== GIVEN INFORMATION ==
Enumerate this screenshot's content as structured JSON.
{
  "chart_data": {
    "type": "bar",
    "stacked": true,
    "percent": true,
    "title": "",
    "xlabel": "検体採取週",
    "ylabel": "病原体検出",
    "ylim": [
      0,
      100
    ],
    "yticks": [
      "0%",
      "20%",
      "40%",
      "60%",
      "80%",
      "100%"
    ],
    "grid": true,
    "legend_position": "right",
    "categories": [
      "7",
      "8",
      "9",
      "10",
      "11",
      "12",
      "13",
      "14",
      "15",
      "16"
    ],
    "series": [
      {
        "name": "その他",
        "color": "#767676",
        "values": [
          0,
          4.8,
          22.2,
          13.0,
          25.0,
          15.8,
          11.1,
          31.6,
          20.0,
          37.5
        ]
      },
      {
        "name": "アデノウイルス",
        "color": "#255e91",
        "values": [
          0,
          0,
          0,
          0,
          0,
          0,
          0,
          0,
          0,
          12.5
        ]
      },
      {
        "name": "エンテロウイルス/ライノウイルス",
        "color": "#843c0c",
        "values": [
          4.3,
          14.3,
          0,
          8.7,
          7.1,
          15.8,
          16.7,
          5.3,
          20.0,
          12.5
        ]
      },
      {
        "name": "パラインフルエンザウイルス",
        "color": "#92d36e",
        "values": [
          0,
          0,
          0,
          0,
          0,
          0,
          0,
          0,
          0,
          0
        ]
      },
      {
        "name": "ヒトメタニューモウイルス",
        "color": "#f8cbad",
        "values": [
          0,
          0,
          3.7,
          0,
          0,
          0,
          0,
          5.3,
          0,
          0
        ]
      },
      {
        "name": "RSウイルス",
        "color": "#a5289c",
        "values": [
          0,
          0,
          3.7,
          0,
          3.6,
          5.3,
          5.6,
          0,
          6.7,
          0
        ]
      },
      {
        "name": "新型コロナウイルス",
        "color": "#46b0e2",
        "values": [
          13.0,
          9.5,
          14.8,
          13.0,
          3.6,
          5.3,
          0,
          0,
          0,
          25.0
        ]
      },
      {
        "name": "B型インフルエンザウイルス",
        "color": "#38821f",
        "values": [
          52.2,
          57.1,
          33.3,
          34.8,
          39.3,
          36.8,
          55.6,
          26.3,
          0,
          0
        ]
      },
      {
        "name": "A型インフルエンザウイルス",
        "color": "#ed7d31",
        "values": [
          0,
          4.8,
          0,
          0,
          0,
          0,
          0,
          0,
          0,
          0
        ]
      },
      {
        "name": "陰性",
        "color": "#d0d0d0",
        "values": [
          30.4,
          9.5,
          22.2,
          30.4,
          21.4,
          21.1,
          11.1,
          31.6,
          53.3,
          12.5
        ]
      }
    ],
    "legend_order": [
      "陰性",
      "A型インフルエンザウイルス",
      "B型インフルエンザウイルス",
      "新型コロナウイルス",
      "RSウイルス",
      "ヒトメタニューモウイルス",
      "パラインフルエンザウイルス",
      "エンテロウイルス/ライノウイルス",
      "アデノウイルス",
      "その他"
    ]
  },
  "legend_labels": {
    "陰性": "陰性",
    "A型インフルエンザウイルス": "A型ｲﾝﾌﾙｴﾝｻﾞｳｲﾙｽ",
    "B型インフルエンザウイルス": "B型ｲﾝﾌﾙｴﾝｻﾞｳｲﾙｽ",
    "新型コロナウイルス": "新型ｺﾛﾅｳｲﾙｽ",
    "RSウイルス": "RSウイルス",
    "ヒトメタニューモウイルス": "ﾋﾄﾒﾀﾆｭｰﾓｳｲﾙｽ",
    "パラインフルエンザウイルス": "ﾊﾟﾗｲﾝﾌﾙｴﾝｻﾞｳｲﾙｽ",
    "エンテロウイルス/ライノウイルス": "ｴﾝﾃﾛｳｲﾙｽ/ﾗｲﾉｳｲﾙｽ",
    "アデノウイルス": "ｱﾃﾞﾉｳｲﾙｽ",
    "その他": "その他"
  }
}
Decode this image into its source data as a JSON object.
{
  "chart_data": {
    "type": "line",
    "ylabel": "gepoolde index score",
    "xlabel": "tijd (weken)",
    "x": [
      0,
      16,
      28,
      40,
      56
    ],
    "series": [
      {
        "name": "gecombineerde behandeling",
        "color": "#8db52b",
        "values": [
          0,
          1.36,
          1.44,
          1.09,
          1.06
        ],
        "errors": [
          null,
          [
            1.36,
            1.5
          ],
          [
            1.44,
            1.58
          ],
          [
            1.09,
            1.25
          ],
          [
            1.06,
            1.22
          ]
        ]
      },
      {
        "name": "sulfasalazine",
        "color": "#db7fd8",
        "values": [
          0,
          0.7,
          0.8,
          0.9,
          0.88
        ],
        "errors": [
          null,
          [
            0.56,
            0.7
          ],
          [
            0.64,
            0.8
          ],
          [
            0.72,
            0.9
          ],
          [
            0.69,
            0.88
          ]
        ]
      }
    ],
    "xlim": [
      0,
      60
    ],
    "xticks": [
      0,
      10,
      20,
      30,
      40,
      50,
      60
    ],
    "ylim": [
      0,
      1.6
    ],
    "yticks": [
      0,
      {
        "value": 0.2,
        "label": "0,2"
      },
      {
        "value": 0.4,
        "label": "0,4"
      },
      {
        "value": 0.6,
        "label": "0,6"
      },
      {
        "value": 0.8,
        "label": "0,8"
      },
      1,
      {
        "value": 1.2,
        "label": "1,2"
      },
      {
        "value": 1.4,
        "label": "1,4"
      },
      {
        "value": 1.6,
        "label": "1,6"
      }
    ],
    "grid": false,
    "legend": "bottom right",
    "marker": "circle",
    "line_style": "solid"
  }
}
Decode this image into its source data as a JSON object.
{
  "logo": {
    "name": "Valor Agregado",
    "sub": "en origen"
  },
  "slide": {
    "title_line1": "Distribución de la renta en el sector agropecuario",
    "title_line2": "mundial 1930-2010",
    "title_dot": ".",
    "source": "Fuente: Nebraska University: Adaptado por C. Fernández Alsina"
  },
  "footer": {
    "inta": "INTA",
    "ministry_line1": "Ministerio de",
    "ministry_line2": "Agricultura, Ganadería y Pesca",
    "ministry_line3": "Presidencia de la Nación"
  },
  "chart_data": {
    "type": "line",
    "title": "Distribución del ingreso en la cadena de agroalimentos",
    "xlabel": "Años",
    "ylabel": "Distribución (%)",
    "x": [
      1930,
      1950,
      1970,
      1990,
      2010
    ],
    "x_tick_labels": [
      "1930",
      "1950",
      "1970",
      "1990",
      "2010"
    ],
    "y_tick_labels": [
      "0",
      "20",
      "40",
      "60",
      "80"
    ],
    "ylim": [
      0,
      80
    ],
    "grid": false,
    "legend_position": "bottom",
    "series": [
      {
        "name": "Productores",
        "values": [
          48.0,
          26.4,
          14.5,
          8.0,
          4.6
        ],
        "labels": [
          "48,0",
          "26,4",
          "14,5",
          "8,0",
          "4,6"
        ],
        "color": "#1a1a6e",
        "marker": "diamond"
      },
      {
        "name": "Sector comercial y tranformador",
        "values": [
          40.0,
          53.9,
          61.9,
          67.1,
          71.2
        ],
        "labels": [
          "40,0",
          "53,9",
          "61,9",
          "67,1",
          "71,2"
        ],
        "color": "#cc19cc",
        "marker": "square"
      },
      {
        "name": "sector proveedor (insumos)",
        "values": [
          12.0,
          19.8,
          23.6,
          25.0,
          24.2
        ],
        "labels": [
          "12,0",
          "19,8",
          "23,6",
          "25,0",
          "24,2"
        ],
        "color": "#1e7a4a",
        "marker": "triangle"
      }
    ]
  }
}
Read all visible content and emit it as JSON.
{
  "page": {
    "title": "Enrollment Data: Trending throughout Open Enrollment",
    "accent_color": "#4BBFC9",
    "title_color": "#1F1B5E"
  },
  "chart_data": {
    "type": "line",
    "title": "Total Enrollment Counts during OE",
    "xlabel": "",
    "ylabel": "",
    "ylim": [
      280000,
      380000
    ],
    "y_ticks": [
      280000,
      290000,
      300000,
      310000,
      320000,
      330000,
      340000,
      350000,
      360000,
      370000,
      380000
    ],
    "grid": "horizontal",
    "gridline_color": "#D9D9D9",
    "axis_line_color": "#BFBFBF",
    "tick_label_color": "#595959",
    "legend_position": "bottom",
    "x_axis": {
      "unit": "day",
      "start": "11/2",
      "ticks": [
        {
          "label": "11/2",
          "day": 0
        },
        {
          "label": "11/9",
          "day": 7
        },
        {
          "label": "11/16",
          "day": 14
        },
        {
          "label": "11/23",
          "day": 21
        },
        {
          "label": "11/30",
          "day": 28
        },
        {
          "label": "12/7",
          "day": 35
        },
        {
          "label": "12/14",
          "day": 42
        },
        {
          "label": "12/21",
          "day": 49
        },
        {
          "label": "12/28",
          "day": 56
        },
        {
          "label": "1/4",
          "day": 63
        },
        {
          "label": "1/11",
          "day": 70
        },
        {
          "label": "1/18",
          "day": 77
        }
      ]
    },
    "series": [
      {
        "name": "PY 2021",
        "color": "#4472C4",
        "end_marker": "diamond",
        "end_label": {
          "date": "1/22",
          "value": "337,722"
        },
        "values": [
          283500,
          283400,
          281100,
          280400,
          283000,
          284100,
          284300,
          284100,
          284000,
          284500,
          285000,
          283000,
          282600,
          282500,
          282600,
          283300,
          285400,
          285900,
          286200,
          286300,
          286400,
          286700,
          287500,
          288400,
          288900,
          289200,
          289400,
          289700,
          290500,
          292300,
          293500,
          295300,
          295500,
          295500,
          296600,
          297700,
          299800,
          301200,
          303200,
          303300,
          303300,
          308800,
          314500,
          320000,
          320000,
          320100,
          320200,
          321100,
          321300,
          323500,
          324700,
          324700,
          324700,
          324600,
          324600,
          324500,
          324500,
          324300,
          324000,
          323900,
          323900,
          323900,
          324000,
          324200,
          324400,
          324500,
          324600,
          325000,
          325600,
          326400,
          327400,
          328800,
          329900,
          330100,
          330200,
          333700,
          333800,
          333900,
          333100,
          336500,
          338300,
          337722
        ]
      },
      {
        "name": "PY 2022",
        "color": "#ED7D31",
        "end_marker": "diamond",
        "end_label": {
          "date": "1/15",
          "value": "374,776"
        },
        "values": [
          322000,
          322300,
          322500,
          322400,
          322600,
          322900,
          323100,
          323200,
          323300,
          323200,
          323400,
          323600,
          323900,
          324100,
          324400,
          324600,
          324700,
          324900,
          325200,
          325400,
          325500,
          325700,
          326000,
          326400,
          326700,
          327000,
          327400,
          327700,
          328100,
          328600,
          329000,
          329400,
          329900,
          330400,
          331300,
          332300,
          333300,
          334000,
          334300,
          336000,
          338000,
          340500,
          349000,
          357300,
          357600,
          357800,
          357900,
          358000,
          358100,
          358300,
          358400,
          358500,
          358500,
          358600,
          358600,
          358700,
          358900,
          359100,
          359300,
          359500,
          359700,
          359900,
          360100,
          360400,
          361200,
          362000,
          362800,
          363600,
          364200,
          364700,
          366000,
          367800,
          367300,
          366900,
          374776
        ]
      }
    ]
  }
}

== INSTRUCTIONS FOR THE TASK ==
Give the number of lines in the records above that contain the word "パラインフルエンザウイルス". Reply with that number alone.

== RIGHT ANSWER ==
3